[Recorded data]
---
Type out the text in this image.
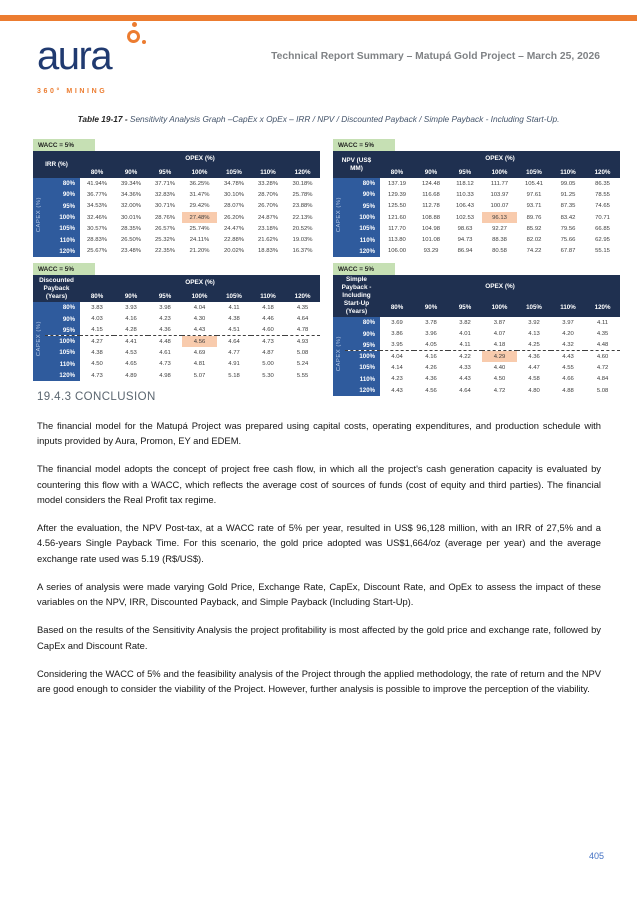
aura
360° MINING
Technical Report Summary – Matupá Gold Project – March 25, 2026
Table 19-17 - Sensitivity Analysis Graph –CapEx x OpEx – IRR / NPV / Discounted Payback / Simple Payback - Including Start-Up.
WACC = 5%
IRR (%)		OPEX (%)						
		80%	90%	95%	100%	105%	110%	120%
CAPEX (%)	80%	41.94%	39.34%	37.71%	36.25%	34.78%	33.28%	30.18%
	90%	36.77%	34.36%	32.83%	31.47%	30.10%	28.70%	25.78%
	95%	34.53%	32.00%	30.71%	29.42%	28.07%	26.70%	23.88%
	100%	32.46%	30.01%	28.76%	27.48%	26.20%	24.87%	22.13%
	105%	30.57%	28.35%	26.57%	25.74%	24.47%	23.18%	20.52%
	110%	28.83%	26.50%	25.32%	24.11%	22.88%	21.62%	19.03%
	120%	25.67%	23.48%	22.35%	21.20%	20.02%	18.83%	16.37%
WACC = 5%
NPV (US$ MM)		OPEX (%)						
		80%	90%	95%	100%	105%	110%	120%
CAPEX (%)	80%	137.19	124.48	118.12	111.77	105.41	99.05	86.35
	90%	129.39	116.68	110.33	103.97	97.61	91.25	78.55
	95%	125.50	112.78	106.43	100.07	93.71	87.35	74.65
	100%	121.60	108.88	102.53	96.13	89.76	83.42	70.71
	105%	117.70	104.98	98.63	92.27	85.92	79.56	66.85
	110%	113.80	101.08	94.73	88.38	82.02	75.66	62.95
	120%	106.00	93.29	86.94	80.58	74.22	67.87	55.15
WACC = 5%
Discounted Payback (Years)		OPEX (%)						
		80%	90%	95%	100%	105%	110%	120%
CAPEX (%)	80%	3.83	3.93	3.98	4.04	4.11	4.18	4.35
	90%	4.03	4.16	4.23	4.30	4.38	4.46	4.64
	95%	4.15	4.28	4.36	4.43	4.51	4.60	4.78
	100%	4.27	4.41	4.48	4.56	4.64	4.73	4.93
	105%	4.38	4.53	4.61	4.69	4.77	4.87	5.08
	110%	4.50	4.65	4.73	4.81	4.91	5.00	5.24
	120%	4.73	4.89	4.98	5.07	5.18	5.30	5.55
WACC = 5%
Simple Payback - Including Start-Up (Years)		OPEX (%)						
		80%	90%	95%	100%	105%	110%	120%
CAPEX (%)	80%	3.69	3.78	3.82	3.87	3.92	3.97	4.11
	90%	3.86	3.96	4.01	4.07	4.13	4.20	4.35
	95%	3.95	4.05	4.11	4.18	4.25	4.32	4.48
	100%	4.04	4.16	4.22	4.29	4.36	4.43	4.60
	105%	4.14	4.26	4.33	4.40	4.47	4.55	4.72
	110%	4.23	4.36	4.43	4.50	4.58	4.66	4.84
	120%	4.43	4.56	4.64	4.72	4.80	4.88	5.08
19.4.3 CONCLUSION

The financial model for the Matupá Project was prepared using capital costs, operating expenditures, and production schedule with inputs provided by Aura, Promon, EY and EDEM.

The financial model adopts the concept of project free cash flow, in which all the project's cash generation capacity is evaluated by countering this flow with a WACC, which reflects the average cost of sources of funds (cost of equity and third parties). The financial model considers the Real Profit tax regime.

After the evaluation, the NPV Post-tax, at a WACC rate of 5% per year, resulted in US$ 96,128 million, with an IRR of 27,5% and a 4.56-years Single Payback Time. For this scenario, the gold price adopted was US$1,664/oz (average per year) and the average exchange rate used was 5.19 (R$/US$).

A series of analysis were made varying Gold Price, Exchange Rate, CapEx, Discount Rate, and OpEx to assess the impact of these variables on the NPV, IRR, Discounted Payback, and Simple Payback (Including Start-Up).

Based on the results of the Sensitivity Analysis the project profitability is most affected by the gold price and exchange rate, followed by CapEx and Discount Rate.

Considering the WACC of 5% and the feasibility analysis of the Project through the applied methodology, the rate of return and the NPV are good enough to consider the viability of the Project. However, further analysis is possible to improve the perception of the viability.

405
---
Every entry must be reproduced exactly, with the images left out.

Type out the text in this image.
aura
360° MINING
Technical Report Summary – Matupá Gold Project – March 25, 2026
Table 19-17 - Sensitivity Analysis Graph –CapEx x OpEx – IRR / NPV / Discounted Payback / Simple Payback - Including Start-Up.
WACC = 5%
IRR (%)		OPEX (%)						
		80%	90%	95%	100%	105%	110%	120%
CAPEX (%)	80%	41.94%	39.34%	37.71%	36.25%	34.78%	33.28%	30.18%
	90%	36.77%	34.36%	32.83%	31.47%	30.10%	28.70%	25.78%
	95%	34.53%	32.00%	30.71%	29.42%	28.07%	26.70%	23.88%
	100%	32.46%	30.01%	28.76%	27.48%	26.20%	24.87%	22.13%
	105%	30.57%	28.35%	26.57%	25.74%	24.47%	23.18%	20.52%
	110%	28.83%	26.50%	25.32%	24.11%	22.88%	21.62%	19.03%
	120%	25.67%	23.48%	22.35%	21.20%	20.02%	18.83%	16.37%
WACC = 5%
NPV (US$ MM)		OPEX (%)						
		80%	90%	95%	100%	105%	110%	120%
CAPEX (%)	80%	137.19	124.48	118.12	111.77	105.41	99.05	86.35
	90%	129.39	116.68	110.33	103.97	97.61	91.25	78.55
	95%	125.50	112.78	106.43	100.07	93.71	87.35	74.65
	100%	121.60	108.88	102.53	96.13	89.76	83.42	70.71
	105%	117.70	104.98	98.63	92.27	85.92	79.56	66.85
	110%	113.80	101.08	94.73	88.38	82.02	75.66	62.95
	120%	106.00	93.29	86.94	80.58	74.22	67.87	55.15
WACC = 5%
Discounted Payback (Years)		OPEX (%)						
		80%	90%	95%	100%	105%	110%	120%
CAPEX (%)	80%	3.83	3.93	3.98	4.04	4.11	4.18	4.35
	90%	4.03	4.16	4.23	4.30	4.38	4.46	4.64
	95%	4.15	4.28	4.36	4.43	4.51	4.60	4.78
	100%	4.27	4.41	4.48	4.56	4.64	4.73	4.93
	105%	4.38	4.53	4.61	4.69	4.77	4.87	5.08
	110%	4.50	4.65	4.73	4.81	4.91	5.00	5.24
	120%	4.73	4.89	4.98	5.07	5.18	5.30	5.55
WACC = 5%
Simple Payback - Including Start-Up (Years)		OPEX (%)						
		80%	90%	95%	100%	105%	110%	120%
CAPEX (%)	80%	3.69	3.78	3.82	3.87	3.92	3.97	4.11
	90%	3.86	3.96	4.01	4.07	4.13	4.20	4.35
	95%	3.95	4.05	4.11	4.18	4.25	4.32	4.48
	100%	4.04	4.16	4.22	4.29	4.36	4.43	4.60
	105%	4.14	4.26	4.33	4.40	4.47	4.55	4.72
	110%	4.23	4.36	4.43	4.50	4.58	4.66	4.84
	120%	4.43	4.56	4.64	4.72	4.80	4.88	5.08
19.4.3 CONCLUSION

The financial model for the Matupá Project was prepared using capital costs, operating expenditures, and production schedule with inputs provided by Aura, Promon, EY and EDEM.

The financial model adopts the concept of project free cash flow, in which all the project's cash generation capacity is evaluated by countering this flow with a WACC, which reflects the average cost of sources of funds (cost of equity and third parties). The financial model considers the Real Profit tax regime.

After the evaluation, the NPV Post-tax, at a WACC rate of 5% per year, resulted in US$ 96,128 million, with an IRR of 27,5% and a 4.56-years Single Payback Time. For this scenario, the gold price adopted was US$1,664/oz (average per year) and the average exchange rate used was 5.19 (R$/US$).

A series of analysis were made varying Gold Price, Exchange Rate, CapEx, Discount Rate, and OpEx to assess the impact of these variables on the NPV, IRR, Discounted Payback, and Simple Payback (Including Start-Up).

Based on the results of the Sensitivity Analysis the project profitability is most affected by the gold price and exchange rate, followed by CapEx and Discount Rate.

Considering the WACC of 5% and the feasibility analysis of the Project through the applied methodology, the rate of return and the NPV are good enough to consider the viability of the Project. However, further analysis is possible to improve the perception of the viability.

405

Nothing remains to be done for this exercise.